== Task to carry out ==
Without including any images, reproduce each entry exactly.

-- start --

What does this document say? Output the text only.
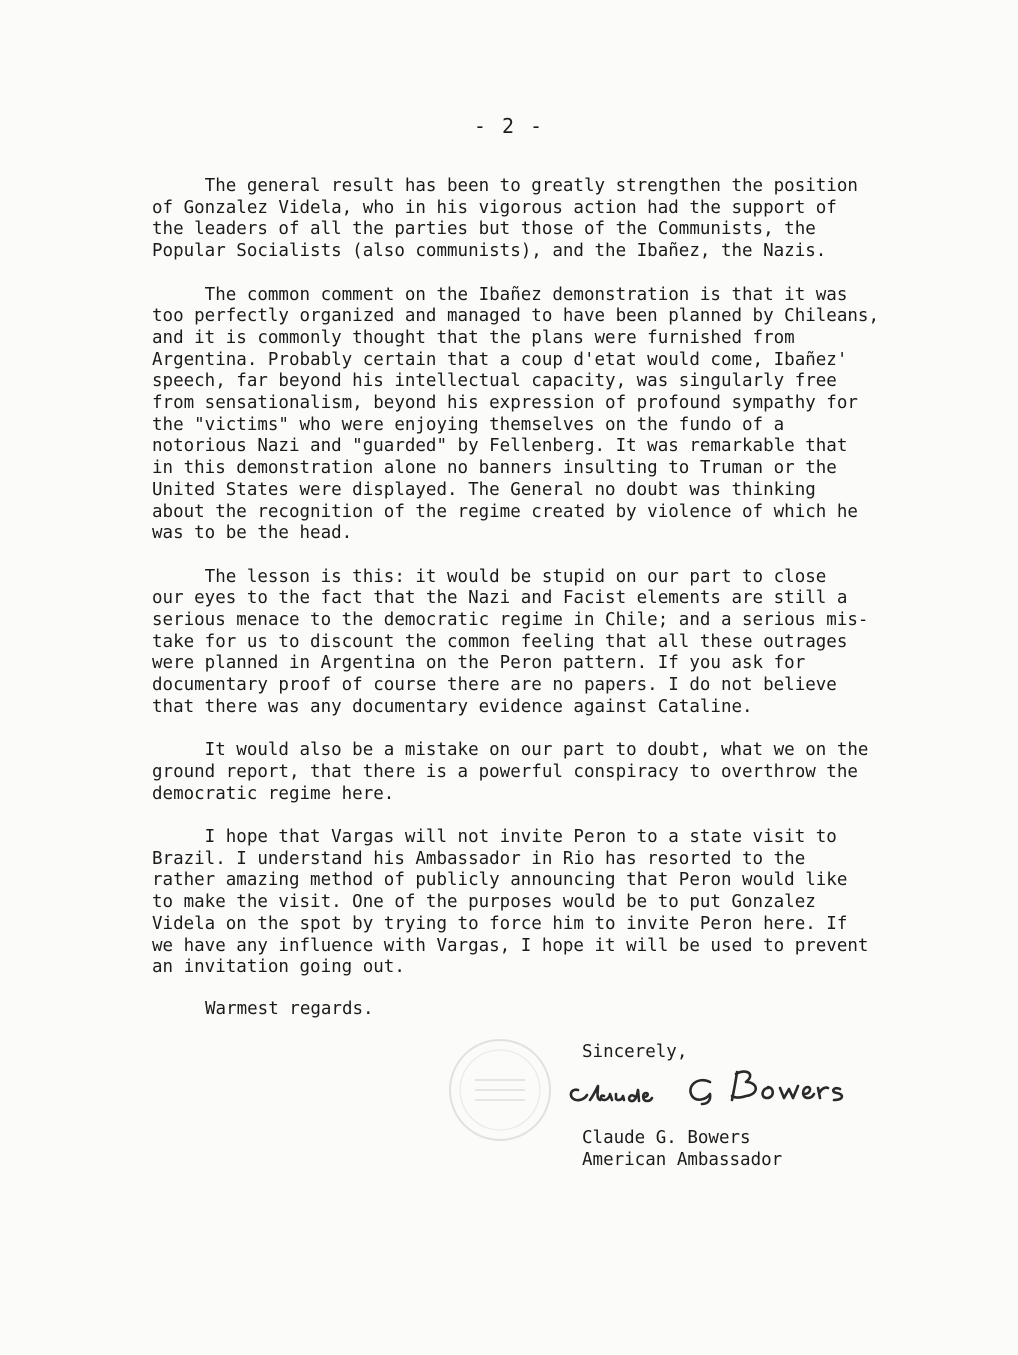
- 2 -
The general result has been to greatly strengthen the position
of Gonzalez Videla, who in his vigorous action had the support of
the leaders of all the parties but those of the Communists, the
Popular Socialists (also communists), and the Ibañez, the Nazis.
The common comment on the Ibañez demonstration is that it was
too perfectly organized and managed to have been planned by Chileans,
and it is commonly thought that the plans were furnished from
Argentina. Probably certain that a coup d'etat would come, Ibañez'
speech, far beyond his intellectual capacity, was singularly free
from sensationalism, beyond his expression of profound sympathy for
the "victims" who were enjoying themselves on the fundo of a
notorious Nazi and "guarded" by Fellenberg. It was remarkable that
in this demonstration alone no banners insulting to Truman or the
United States were displayed. The General no doubt was thinking
about the recognition of the regime created by violence of which he
was to be the head.
The lesson is this: it would be stupid on our part to close
our eyes to the fact that the Nazi and Facist elements are still a
serious menace to the democratic regime in Chile; and a serious mis-
take for us to discount the common feeling that all these outrages
were planned in Argentina on the Peron pattern. If you ask for
documentary proof of course there are no papers. I do not believe
that there was any documentary evidence against Cataline.
It would also be a mistake on our part to doubt, what we on the
ground report, that there is a powerful conspiracy to overthrow the
democratic regime here.
I hope that Vargas will not invite Peron to a state visit to
Brazil. I understand his Ambassador in Rio has resorted to the
rather amazing method of publicly announcing that Peron would like
to make the visit. One of the purposes would be to put Gonzalez
Videla on the spot by trying to force him to invite Peron here. If
we have any influence with Vargas, I hope it will be used to prevent
an invitation going out.
Warmest regards.
Sincerely,
Claude G. Bowers
American Ambassador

-- end --

== The completed task ==
What does this document say? Output the text only.
- 2 -
The general result has been to greatly strengthen the position
of Gonzalez Videla, who in his vigorous action had the support of
the leaders of all the parties but those of the Communists, the
Popular Socialists (also communists), and the Ibañez, the Nazis.
The common comment on the Ibañez demonstration is that it was
too perfectly organized and managed to have been planned by Chileans,
and it is commonly thought that the plans were furnished from
Argentina. Probably certain that a coup d'etat would come, Ibañez'
speech, far beyond his intellectual capacity, was singularly free
from sensationalism, beyond his expression of profound sympathy for
the "victims" who were enjoying themselves on the fundo of a
notorious Nazi and "guarded" by Fellenberg. It was remarkable that
in this demonstration alone no banners insulting to Truman or the
United States were displayed. The General no doubt was thinking
about the recognition of the regime created by violence of which he
was to be the head.
The lesson is this: it would be stupid on our part to close
our eyes to the fact that the Nazi and Facist elements are still a
serious menace to the democratic regime in Chile; and a serious mis-
take for us to discount the common feeling that all these outrages
were planned in Argentina on the Peron pattern. If you ask for
documentary proof of course there are no papers. I do not believe
that there was any documentary evidence against Cataline.
It would also be a mistake on our part to doubt, what we on the
ground report, that there is a powerful conspiracy to overthrow the
democratic regime here.
I hope that Vargas will not invite Peron to a state visit to
Brazil. I understand his Ambassador in Rio has resorted to the
rather amazing method of publicly announcing that Peron would like
to make the visit. One of the purposes would be to put Gonzalez
Videla on the spot by trying to force him to invite Peron here. If
we have any influence with Vargas, I hope it will be used to prevent
an invitation going out.
Warmest regards.
Sincerely,
Claude G. Bowers
American Ambassador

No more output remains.